MATERIAL FOR THE TASK ->

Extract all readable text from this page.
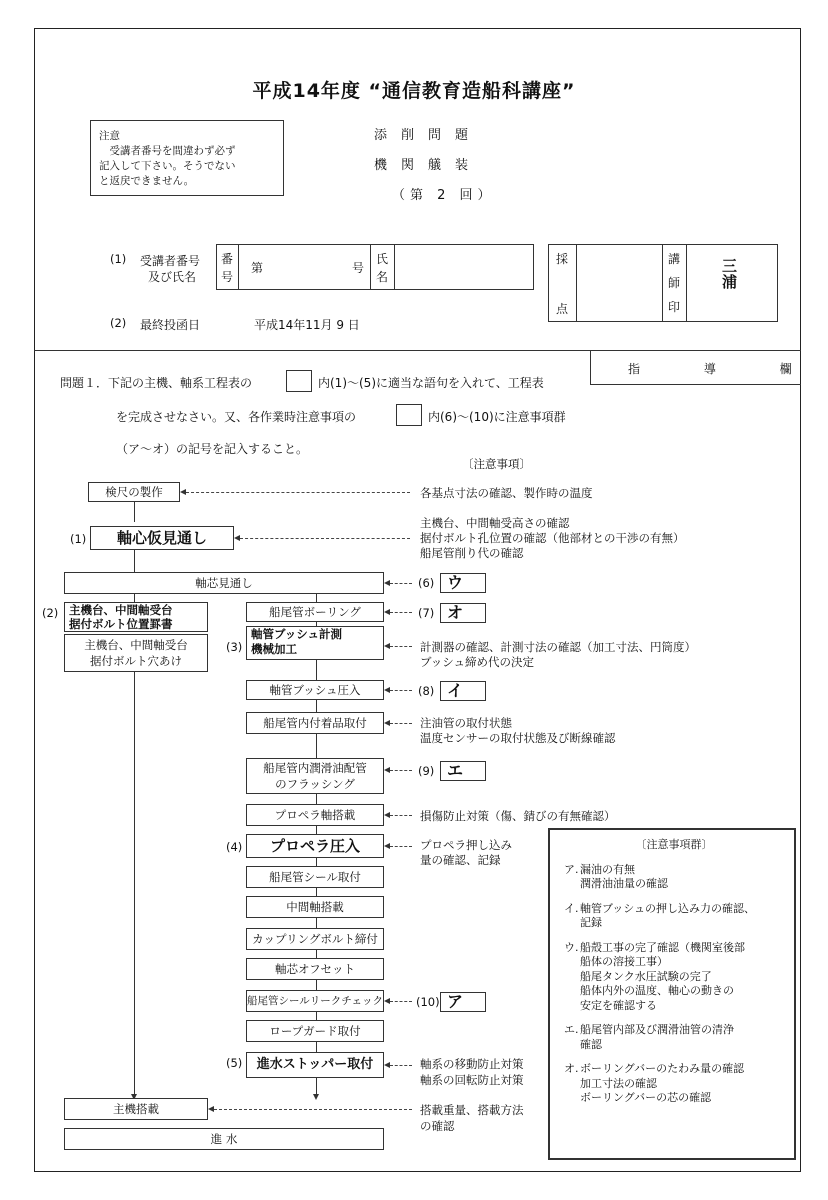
平成14年度 “通信教育造船科講座”
注意
受講者番号を間違わず必ず
記入して下さい。そうでない
と返戻できません。
添削問題
機関艤装
（第 2 回）
(1) 受講者番号
及び氏名
番
号
第	号
氏
名
採
点
講
師
印
三浦
(2) 最終投函日	平成14年11月 9 日
指 導 欄
問題１．下記の主機、軸系工程表の	内(1)〜(5)に適当な語句を入れて、工程表
を完成させなさい。又、各作業時注意事項の	内(6)〜(10)に注意事項群
（ア〜オ）の記号を記入すること。
〔注意事項〕
検尺の製作
(1)	軸心仮見通し
軸芯見通し
(2) 主機台、中間軸受台
据付ボルト位置罫書
主機台、中間軸受台
据付ボルト穴あけ
船尾管ボーリング
(3)
軸管ブッシュ計測
機械加工
軸管ブッシュ圧入
船尾管内付着品取付
船尾管内潤滑油配管
のフラッシング
プロペラ軸搭載
(4)	プロペラ圧入
船尾管シール取付
中間軸搭載
カップリングボルト締付
軸芯オフセット
船尾管シールリークチェック
ロープガード取付
(5)	進水ストッパー取付
主機搭載
進 水
(6) ウ
(7) オ
(8) イ
(9) エ
(10) ア
各基点寸法の確認、製作時の温度
主機台、中間軸受高さの確認
据付ボルト孔位置の確認（他部材との干渉の有無）
船尾管削り代の確認
計測器の確認、計測寸法の確認（加工寸法、円筒度）
ブッシュ締め代の決定
注油管の取付状態
温度センサーの取付状態及び断線確認
損傷防止対策（傷、錆びの有無確認）
プロペラ押し込み
量の確認、記録
軸系の移動防止対策
軸系の回転防止対策
搭載重量、搭載方法
の確認
〔注意事項群〕
ア. 漏油の有無
潤滑油油量の確認
イ. 軸管ブッシュの押し込み力の確認、
記録
ウ. 船殻工事の完了確認（機関室後部
船体の溶接工事）
船尾タンク水圧試験の完了
船体内外の温度、軸心の動きの
安定を確認する
エ. 船尾管内部及び潤滑油管の清浄
確認
オ. ボーリングバーのたわみ量の確認
加工寸法の確認
ボーリングバーの芯の確認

TASK DETAILS -> Copy out the listing exactly as it stands, but not the pictures.

RESULT BELOW ->
Extract all readable text from this page.
平成14年度 “通信教育造船科講座”
注意
受講者番号を間違わず必ず
記入して下さい。そうでない
と返戻できません。
添削問題
機関艤装
（第 2 回）
(1) 受講者番号
及び氏名
番
号
第	号
氏
名
採
点
講
師
印
三浦
(2) 最終投函日	平成14年11月 9 日
指 導 欄
問題１．下記の主機、軸系工程表の	内(1)〜(5)に適当な語句を入れて、工程表
を完成させなさい。又、各作業時注意事項の	内(6)〜(10)に注意事項群
（ア〜オ）の記号を記入すること。
〔注意事項〕
検尺の製作
(1)	軸心仮見通し
軸芯見通し
(2) 主機台、中間軸受台
据付ボルト位置罫書
主機台、中間軸受台
据付ボルト穴あけ
船尾管ボーリング
(3)
軸管ブッシュ計測
機械加工
軸管ブッシュ圧入
船尾管内付着品取付
船尾管内潤滑油配管
のフラッシング
プロペラ軸搭載
(4)	プロペラ圧入
船尾管シール取付
中間軸搭載
カップリングボルト締付
軸芯オフセット
船尾管シールリークチェック
ロープガード取付
(5)	進水ストッパー取付
主機搭載
進 水
(6) ウ
(7) オ
(8) イ
(9) エ
(10) ア
各基点寸法の確認、製作時の温度
主機台、中間軸受高さの確認
据付ボルト孔位置の確認（他部材との干渉の有無）
船尾管削り代の確認
計測器の確認、計測寸法の確認（加工寸法、円筒度）
ブッシュ締め代の決定
注油管の取付状態
温度センサーの取付状態及び断線確認
損傷防止対策（傷、錆びの有無確認）
プロペラ押し込み
量の確認、記録
軸系の移動防止対策
軸系の回転防止対策
搭載重量、搭載方法
の確認
〔注意事項群〕
ア. 漏油の有無
潤滑油油量の確認
イ. 軸管ブッシュの押し込み力の確認、
記録
ウ. 船殻工事の完了確認（機関室後部
船体の溶接工事）
船尾タンク水圧試験の完了
船体内外の温度、軸心の動きの
安定を確認する
エ. 船尾管内部及び潤滑油管の清浄
確認
オ. ボーリングバーのたわみ量の確認
加工寸法の確認
ボーリングバーの芯の確認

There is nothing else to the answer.